TUGAS DIKERJAKAN:
A. Bagaimana bunyi bagian berita tentang izin Munas Golkar dari "Dalam peraturan perundang-undangan, kata" sampai dengan "tidak boleh dilarang." jika "partai politik" diganti dengan "parpol"?
B. Lanjutkan berita tentang kritik atas permintaan Tedjo soal izin Munas Golkar, mulai setelah kalimat terakhirnya.

HALAMAN:
*-*-*

Cara Tedjo Dinilai Mirip Yassona Intervensi PPP

Rabu, 26 November 2014 – 14:43 WIB

jpnn.com - JAKARTA - Menkopolhukam Tedjo Edhi Purdijatno dinilai tidak paham konstitusi karena telah meminta kapolri  tak memberi izin penyelenggaraan Munas Partai Golkar di Bali.

Menurut Direktur Sinergi Masyarakat untuk Demokrasi Indonesia (Sigma), Said Salahudin, permintaan Tedjo memerlihatkan ia tidak mengerti kegiatan partai politik dijamin konstitusi sebagai manifestasi dari kemerdekaan berserikat, berkumpul, serta mengeluarkan pikiran dan pendapat.

BACA JUGA: Agung Ditantang Mengadu ke Mahkamah Partai

"Kemerdekaan parpol untuk menyelenggarakan kegiatan politik juga merupakan bagian dari hak asasi manusia," kata Said di Jakarta, Rabu (26/11).

Dalam peraturan perundang-undangan, kata Said, tegas dinyatakan partai politik sarana aspirasi partisipasi politik masyarakat dalam upaya mewujudkan cita-cita nasional bangsa Indonesia dan untuk mengembangkan kehidupan demokrasi.

BACA JUGA: Golkar Dinilai Mirip Anak Perusahaan Bakrie Group

Jadi, kegiatan partai politik seperti halnya Munas Partai Golkar harus dipandang sebagai bentuk kebebasan masyarakat dalam berekspresi di bidang politik. Dan hal itu tidak boleh dilarang.

"Bahwa ada dinamika yang terjadi di internal Partai Golkar yang sempat menimbulkan kericuhan, itu pun tidak bisa dijadikan alasan oleh pemerintah untuk menghambat pelaksanaan kegiatan Munas Partai Golkar dengan cara melarang Kepolisian mengeluarkan izin acara," ujarnya.

BACA JUGA: Apresiasi Langkah Antisipatif KPU Jika DPR Tolak Perppu Pilkada

Menurut Said, kalau alasannya khawatir kericuhan muncul kembali saat Munas digelar di Bali, sehingga berdampak negatif bagi pariwisata, pemikiran tersebut dinilai cara pandang yang keliru.

Karena Polri diperintahkan oleh undang-undang memberi jaminan keamanan dan ketertiban, termasuk memberikan pelayanan perizinan.

Artinya, kalau masyarakat yang berhimpun dalam sebuah partai politik ingin mengembangkan kehidupan berdemokrasi sebagai bagian dari hak asasi manusia dengan cara menggelar suatu kegiatan, maka sudah menjadi kewajiban bagi Polri melayani permintaan izin penyelenggaan acara dan mengamankan kegiatan tersebut.

*-*-*

MATERI YANG DISEDIAKAN:
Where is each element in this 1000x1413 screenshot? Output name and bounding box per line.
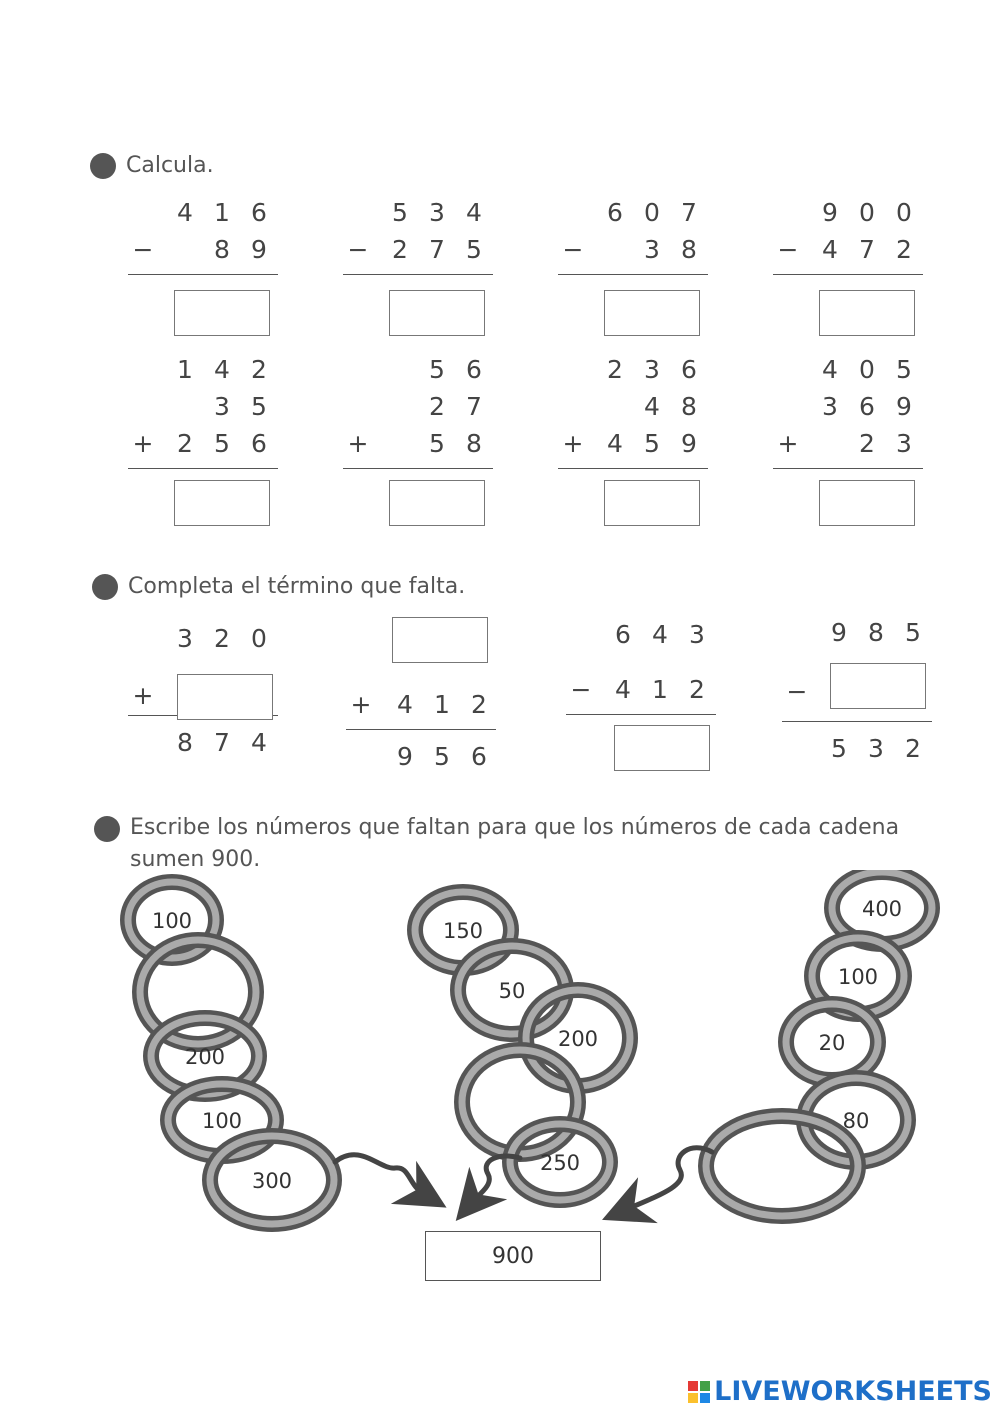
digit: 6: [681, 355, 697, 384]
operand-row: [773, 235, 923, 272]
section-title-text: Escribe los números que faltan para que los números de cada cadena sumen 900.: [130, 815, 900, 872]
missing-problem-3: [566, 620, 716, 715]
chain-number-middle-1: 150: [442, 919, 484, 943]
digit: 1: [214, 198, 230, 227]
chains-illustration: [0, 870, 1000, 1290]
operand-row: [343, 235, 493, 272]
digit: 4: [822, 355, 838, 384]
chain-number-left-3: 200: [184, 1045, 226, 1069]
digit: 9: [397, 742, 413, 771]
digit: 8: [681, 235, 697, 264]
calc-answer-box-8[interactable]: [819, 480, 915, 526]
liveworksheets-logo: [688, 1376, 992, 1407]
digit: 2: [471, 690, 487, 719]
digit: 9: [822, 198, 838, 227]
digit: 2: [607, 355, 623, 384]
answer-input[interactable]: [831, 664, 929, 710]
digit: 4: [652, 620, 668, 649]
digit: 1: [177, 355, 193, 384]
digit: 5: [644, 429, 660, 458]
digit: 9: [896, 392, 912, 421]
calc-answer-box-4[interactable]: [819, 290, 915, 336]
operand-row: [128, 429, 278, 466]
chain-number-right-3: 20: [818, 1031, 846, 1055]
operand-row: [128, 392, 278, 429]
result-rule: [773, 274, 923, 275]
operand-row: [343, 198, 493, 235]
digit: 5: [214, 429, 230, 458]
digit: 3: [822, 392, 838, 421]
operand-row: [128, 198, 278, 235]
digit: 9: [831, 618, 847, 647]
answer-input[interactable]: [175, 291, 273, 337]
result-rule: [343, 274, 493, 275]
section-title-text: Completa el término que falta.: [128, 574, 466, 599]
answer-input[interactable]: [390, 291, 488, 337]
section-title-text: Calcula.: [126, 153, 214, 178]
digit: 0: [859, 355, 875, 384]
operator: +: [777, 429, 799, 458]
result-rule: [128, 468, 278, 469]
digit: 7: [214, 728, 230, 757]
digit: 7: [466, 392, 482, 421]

*-*-*

JAWABAN YANG DIHARAPKAN:
A.
Dalam peraturan perundang-undangan, kata Said, tegas dinyatakan parpol sarana aspirasi partisipasi politik masyarakat dalam upaya mewujudkan cita-cita nasional bangsa Indonesia dan untuk mengembangkan kehidupan demokrasi.

BACA JUGA: Golkar Dinilai Mirip Anak Perusahaan Bakrie Group

Jadi, kegiatan parpol seperti halnya Munas Partai Golkar harus dipandang sebagai bentuk kebebasan masyarakat dalam berekspresi di bidang politik. Dan hal itu tidak boleh dilarang.

B.
"Bukan justru sebaliknya. Lagipula, kericuhan di internal Partai Golkar itu cuma keributan kecil saja. Tidak bisa dikualifikasi sebagai suatu ancaman atau gangguan keamanan yang berskala besar. Polri kita ini hebat. Mengamankan Munas Golkar bagi Polri itu urusan seujung kuku," katanya.

Menurut Said, Tedjo mungkin mengira Polri sebagai institusi yang tidak akan mampu mengamankan Munas.

"Saya curiga, jangan-jangan Tedjo sedang memainkan skenario politik kepentingan tertentu," katanya.

Kecurigaan Said hadir karena Menkopolhukam justru meminta Golkar menggelar Munas di bulan Januari 2015, sebagaimana keinginan kubu Agung Laksono.

Selain itu juga pernyataannya yang bernada mencibir Aburizal Bakrie sebagai ketua umum yang sedang dipermasalahkan oleh faksi Agung tersebut.

"Itu semakin menguatkan indikasi adanya agenda politik Tedjo yang merupakan orang penting di salah satu partai politik pecahan Golkar. Jika demikian adanya, maka pemanfaatan kekuasaan oleh seorang menteri mengintervensi permasalahan internal partai politik akan sangat berbahaya bagi konsolidasi demokrasi kita ke depan," katanya.

Said melihat apa yang dilakukan oleh Tedjo mirip dengan apa yang dilakukan Menkumham Yasonna Laoly dalam persoalan internal PPP. (gir/jpnn)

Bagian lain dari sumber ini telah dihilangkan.